| WHAT TO WORK ON |
Leave out the pictures and return every entry exactly as it appears.

| DATA RECORDS |
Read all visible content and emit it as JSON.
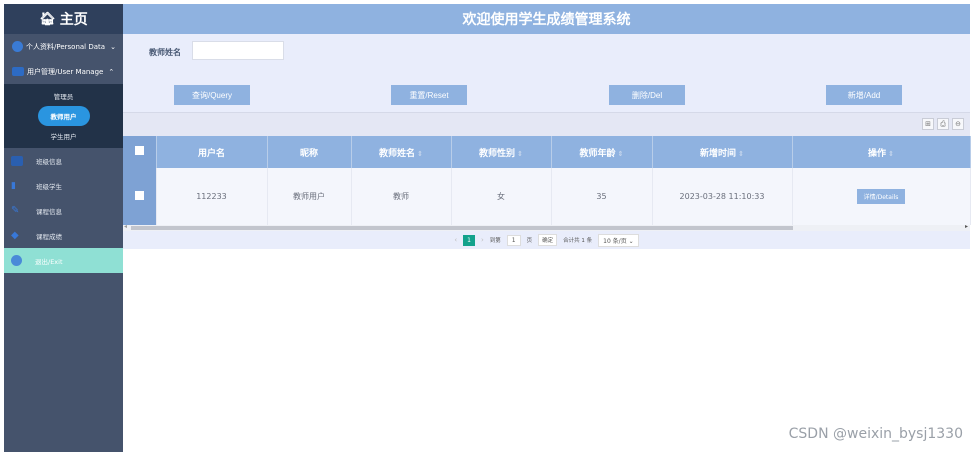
{
  "sidebar": {
    "brand": "主页",
    "personal": "个人资料/Personal Data",
    "user_manage": "用户管理/User Manage",
    "sub_items": [
      "管理员",
      "教师用户",
      "学生用户"
    ],
    "items": [
      "班级信息",
      "班级学生",
      "课程信息",
      "课程成绩",
      "退出/Exit"
    ]
  },
  "header": {
    "title": "欢迎使用学生成绩管理系统"
  },
  "search": {
    "label": "教师姓名",
    "value": "",
    "query": "查询/Query",
    "reset": "重置/Reset",
    "del": "删除/Del",
    "add": "新增/Add"
  },
  "table": {
    "columns": [
      "用户名",
      "昵称",
      "教师姓名",
      "教师性别",
      "教师年龄",
      "新增时间",
      "操作"
    ],
    "rows": [
      [
        "112233",
        "教师用户",
        "教师",
        "女",
        "35",
        "2023-03-28 11:10:33",
        "详情/Details"
      ]
    ]
  },
  "pager": {
    "current": "1",
    "goto": "到第",
    "page_input": "1",
    "page_unit": "页",
    "confirm": "确定",
    "total": "合计共 1 条",
    "per_page": "10 条/页"
  },
  "watermark": "CSDN @weixin_bysj1330"
}
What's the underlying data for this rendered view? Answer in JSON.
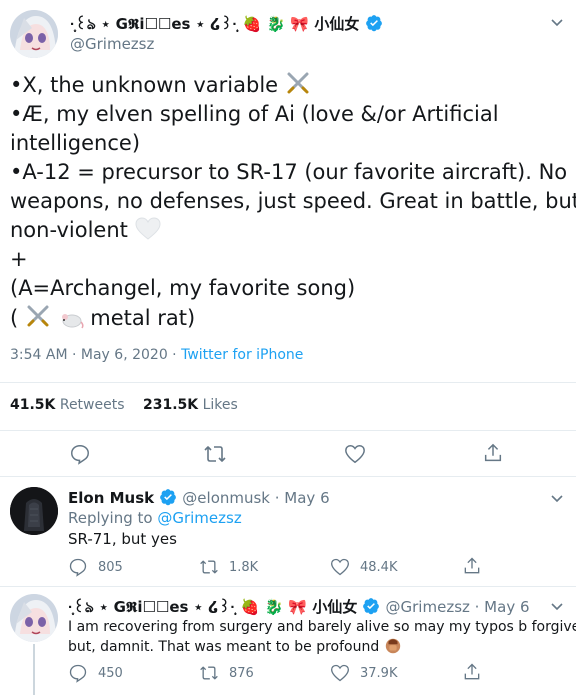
{
  "main_tweet": {
    "display_name": "·̩͙꒰ঌ ⋆ G𝕽i☐☐es ⋆ ໒꒱·̩͙ 🍓 🐉 🎀 小仙女",
    "handle": "@Grimezsz",
    "lines": [
      "•X, the unknown variable",
      "•Æ, my elven spelling of Ai (love &/or Artificial",
      "intelligence)",
      "•A-12 = precursor to SR-17 (our favorite aircraft).  No",
      "weapons, no defenses, just speed.  Great in battle, but",
      "non-violent",
      "+",
      "(A=Archangel, my favorite song)",
      "(",
      "metal rat)"
    ],
    "time": "3:54 AM · May 6, 2020 · ",
    "source": "Twitter for iPhone",
    "retweets_count": "41.5K",
    "retweets_label": "Retweets",
    "likes_count": "231.5K",
    "likes_label": "Likes"
  },
  "reply1": {
    "display_name": "Elon Musk",
    "handle": "@elonmusk · May 6",
    "replying_prefix": "Replying to ",
    "replying_to": "@Grimezsz",
    "text": "SR-71, but yes",
    "replies": "805",
    "retweets": "1.8K",
    "likes": "48.4K"
  },
  "reply2": {
    "display_name": "·̩͙꒰ঌ ⋆ G𝕽i☐☐es ⋆ ໒꒱·̩͙ 🍓 🐉 🎀 小仙女",
    "handle": "@Grimezsz · May 6",
    "line1": "I am recovering from surgery and barely alive so may my typos b forgiven",
    "line2": "but, damnit.  That was meant to be profound",
    "replies": "450",
    "retweets": "876",
    "likes": "37.9K"
  },
  "colors": {
    "link": "#1da1f2",
    "muted": "#657786",
    "text": "#14171a"
  },
  "icons": [
    "reply-icon",
    "retweet-icon",
    "like-icon",
    "share-icon",
    "verified-icon",
    "chevron-down-icon",
    "crossed-swords-emoji",
    "white-heart-emoji",
    "rat-emoji",
    "facepalm-emoji"
  ]
}
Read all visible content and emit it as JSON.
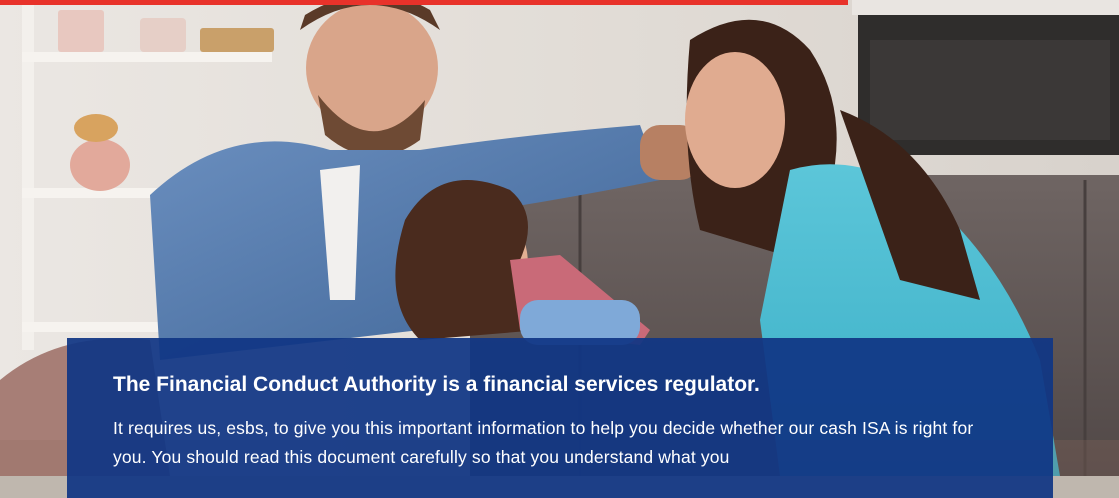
{
  "banner": {
    "accent_color": "#e8322a",
    "photo_description_icon": "family-on-sofa-photo"
  },
  "info_panel": {
    "background_color": "#103684",
    "heading": "The Financial Conduct Authority is a financial services regulator.",
    "body": "It requires us, esbs, to give you this important information to help you decide whether our cash ISA is right for you. You should read this document carefully so that you understand what you"
  }
}
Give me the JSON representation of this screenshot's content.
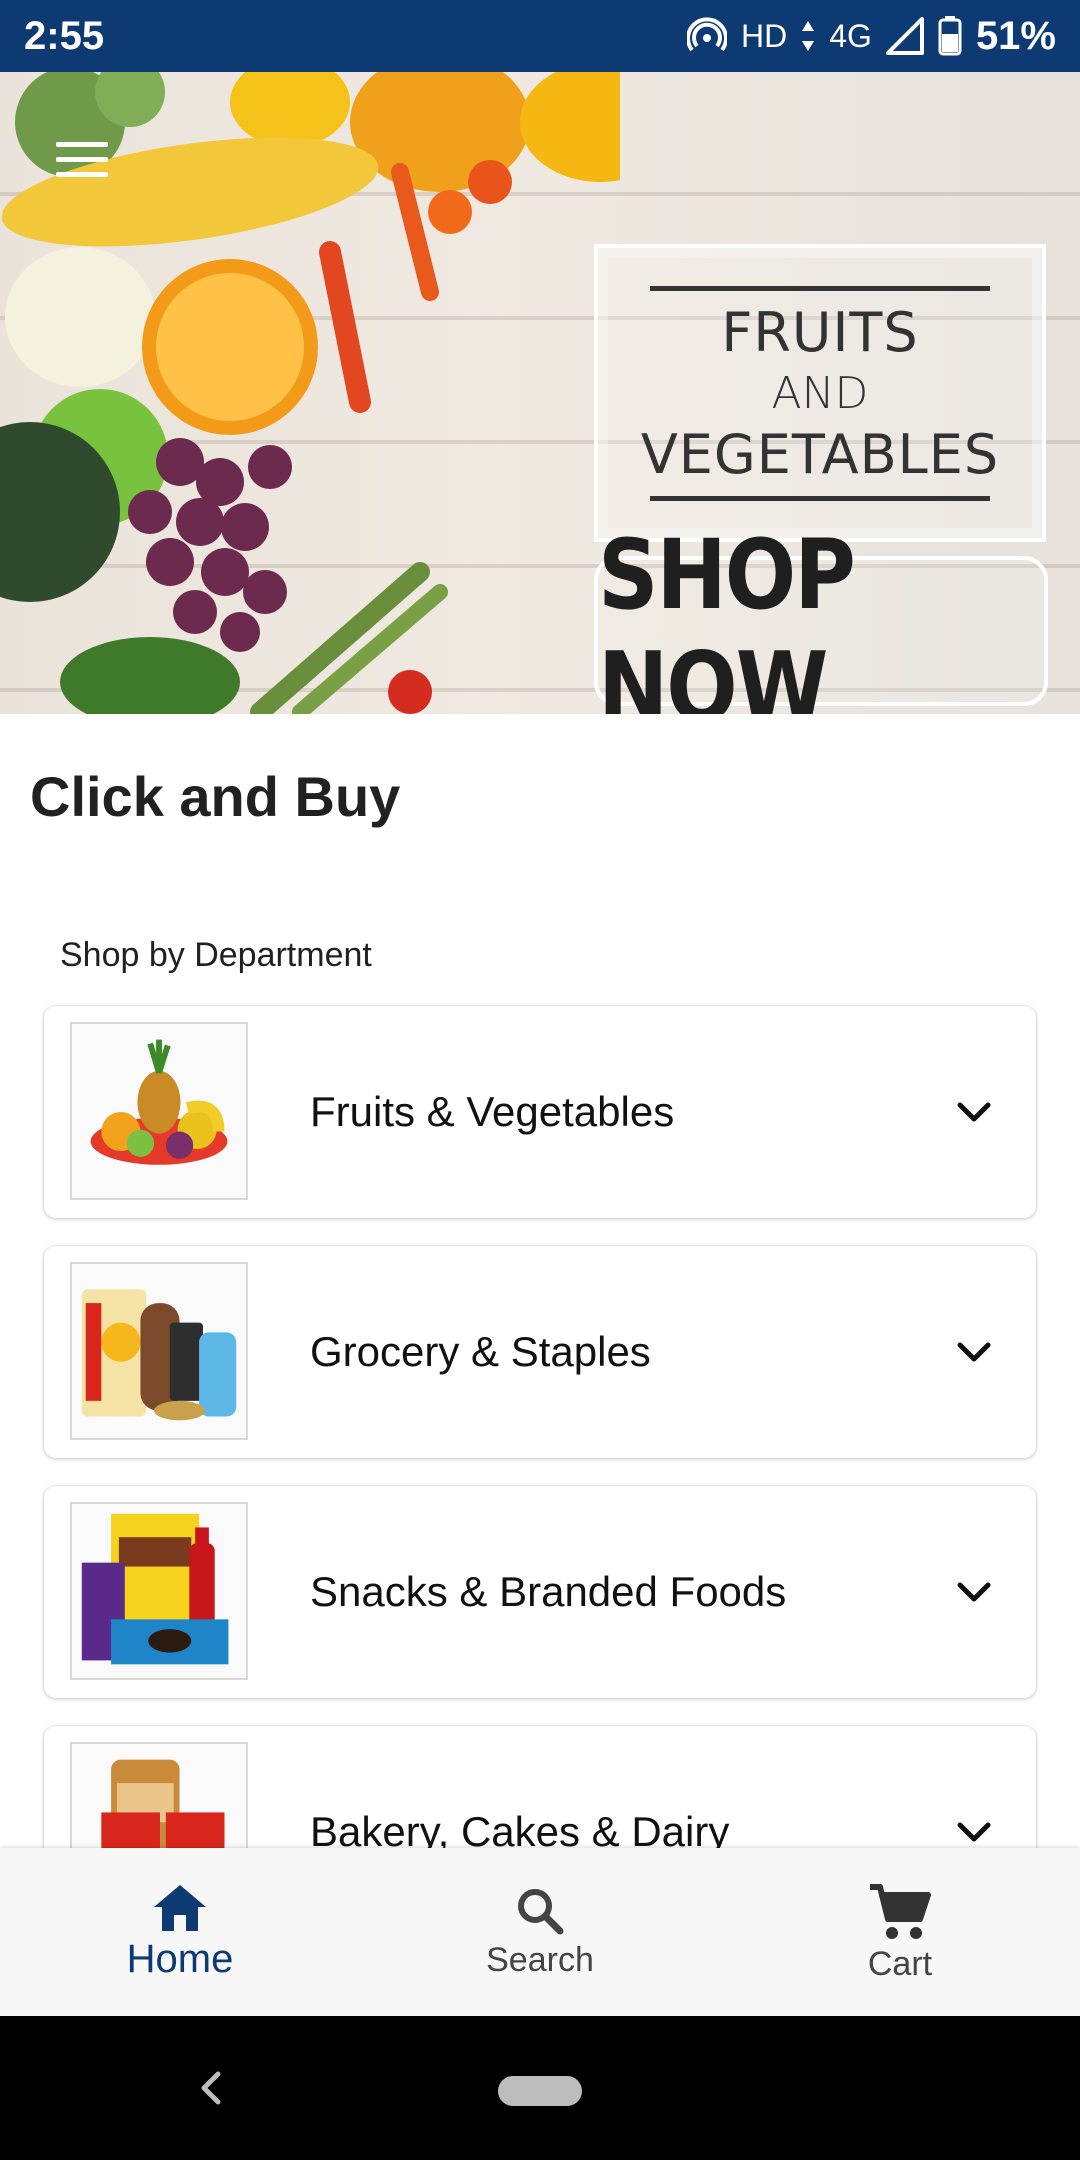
{
  "status_bar": {
    "time": "2:55",
    "network_hd": "HD",
    "network_type": "4G",
    "battery_percent": "51%"
  },
  "banner": {
    "line1": "FRUITS",
    "line2": "AND",
    "line3": "VEGETABLES",
    "cta_label": "SHOP NOW"
  },
  "app": {
    "title": "Click and Buy"
  },
  "departments": {
    "section_label": "Shop by Department",
    "items": [
      {
        "label": "Fruits & Vegetables",
        "icon": "fruits-vegetables-image"
      },
      {
        "label": "Grocery & Staples",
        "icon": "grocery-staples-image"
      },
      {
        "label": "Snacks & Branded Foods",
        "icon": "snacks-branded-foods-image"
      },
      {
        "label": "Bakery, Cakes & Dairy",
        "icon": "bakery-cakes-dairy-image"
      }
    ]
  },
  "bottom_nav": {
    "items": [
      {
        "label": "Home",
        "icon": "home-icon",
        "active": true
      },
      {
        "label": "Search",
        "icon": "search-icon",
        "active": false
      },
      {
        "label": "Cart",
        "icon": "cart-icon",
        "active": false
      }
    ]
  },
  "colors": {
    "status_bar": "#0e3a73",
    "accent": "#0e3a73",
    "nav_background": "#f7f7f7",
    "system_nav": "#000000"
  }
}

| RESPONSE |
Read all visible content and emit it as JSON.
{
  "sidebar": {
    "brand": "主页",
    "personal": "个人资料/Personal Data",
    "user_manage": "用户管理/User Manage",
    "sub_items": [
      "管理员",
      "教师用户",
      "学生用户"
    ],
    "items": [
      "班级信息",
      "班级学生",
      "课程信息",
      "课程成绩",
      "退出/Exit"
    ]
  },
  "header": {
    "title": "欢迎使用学生成绩管理系统"
  },
  "search": {
    "label": "教师姓名",
    "value": "",
    "query": "查询/Query",
    "reset": "重置/Reset",
    "del": "删除/Del",
    "add": "新增/Add"
  },
  "table": {
    "columns": [
      "用户名",
      "昵称",
      "教师姓名",
      "教师性别",
      "教师年龄",
      "新增时间",
      "操作"
    ],
    "rows": [
      [
        "112233",
        "教师用户",
        "教师",
        "女",
        "35",
        "2023-03-28 11:10:33",
        "详情/Details"
      ]
    ]
  },
  "pager": {
    "current": "1",
    "goto": "到第",
    "page_input": "1",
    "page_unit": "页",
    "confirm": "确定",
    "total": "合计共 1 条",
    "per_page": "10 条/页"
  },
  "watermark": "CSDN @weixin_bysj1330"
}
What's the underlying data for this rendered view? Answer in JSON.
{
  "main_tweet": {
    "display_name": "·̩͙꒰ঌ ⋆ G𝕽i☐☐es ⋆ ໒꒱·̩͙ 🍓 🐉 🎀 小仙女",
    "handle": "@Grimezsz",
    "lines": [
      "•X, the unknown variable",
      "•Æ, my elven spelling of Ai (love &/or Artificial",
      "intelligence)",
      "•A-12 = precursor to SR-17 (our favorite aircraft).  No",
      "weapons, no defenses, just speed.  Great in battle, but",
      "non-violent",
      "+",
      "(A=Archangel, my favorite song)",
      "(",
      "metal rat)"
    ],
    "time": "3:54 AM · May 6, 2020 · ",
    "source": "Twitter for iPhone",
    "retweets_count": "41.5K",
    "retweets_label": "Retweets",
    "likes_count": "231.5K",
    "likes_label": "Likes"
  },
  "reply1": {
    "display_name": "Elon Musk",
    "handle": "@elonmusk · May 6",
    "replying_prefix": "Replying to ",
    "replying_to": "@Grimezsz",
    "text": "SR-71, but yes",
    "replies": "805",
    "retweets": "1.8K",
    "likes": "48.4K"
  },
  "reply2": {
    "display_name": "·̩͙꒰ঌ ⋆ G𝕽i☐☐es ⋆ ໒꒱·̩͙ 🍓 🐉 🎀 小仙女",
    "handle": "@Grimezsz · May 6",
    "line1": "I am recovering from surgery and barely alive so may my typos b forgiven",
    "line2": "but, damnit.  That was meant to be profound",
    "replies": "450",
    "retweets": "876",
    "likes": "37.9K"
  },
  "colors": {
    "link": "#1da1f2",
    "muted": "#657786",
    "text": "#14171a"
  },
  "icons": [
    "reply-icon",
    "retweet-icon",
    "like-icon",
    "share-icon",
    "verified-icon",
    "chevron-down-icon",
    "crossed-swords-emoji",
    "white-heart-emoji",
    "rat-emoji",
    "facepalm-emoji"
  ]
}
Read all visible content and emit it as JSON.
{
  "banner": {
    "accent_color": "#e8322a",
    "photo_description_icon": "family-on-sofa-photo"
  },
  "info_panel": {
    "background_color": "#103684",
    "heading": "The Financial Conduct Authority is a financial services regulator.",
    "body": "It requires us, esbs, to give you this important information to help you decide whether our cash ISA is right for you. You should read this document carefully so that you understand what you"
  }
}
Give me the JSON representation of this screenshot's content.
{
  "status_bar": {
    "time": "2:55",
    "network_hd": "HD",
    "network_type": "4G",
    "battery_percent": "51%"
  },
  "banner": {
    "line1": "FRUITS",
    "line2": "AND",
    "line3": "VEGETABLES",
    "cta_label": "SHOP NOW"
  },
  "app": {
    "title": "Click and Buy"
  },
  "departments": {
    "section_label": "Shop by Department",
    "items": [
      {
        "label": "Fruits & Vegetables",
        "icon": "fruits-vegetables-image"
      },
      {
        "label": "Grocery & Staples",
        "icon": "grocery-staples-image"
      },
      {
        "label": "Snacks & Branded Foods",
        "icon": "snacks-branded-foods-image"
      },
      {
        "label": "Bakery, Cakes & Dairy",
        "icon": "bakery-cakes-dairy-image"
      }
    ]
  },
  "bottom_nav": {
    "items": [
      {
        "label": "Home",
        "icon": "home-icon",
        "active": true
      },
      {
        "label": "Search",
        "icon": "search-icon",
        "active": false
      },
      {
        "label": "Cart",
        "icon": "cart-icon",
        "active": false
      }
    ]
  },
  "colors": {
    "status_bar": "#0e3a73",
    "accent": "#0e3a73",
    "nav_background": "#f7f7f7",
    "system_nav": "#000000"
  }
}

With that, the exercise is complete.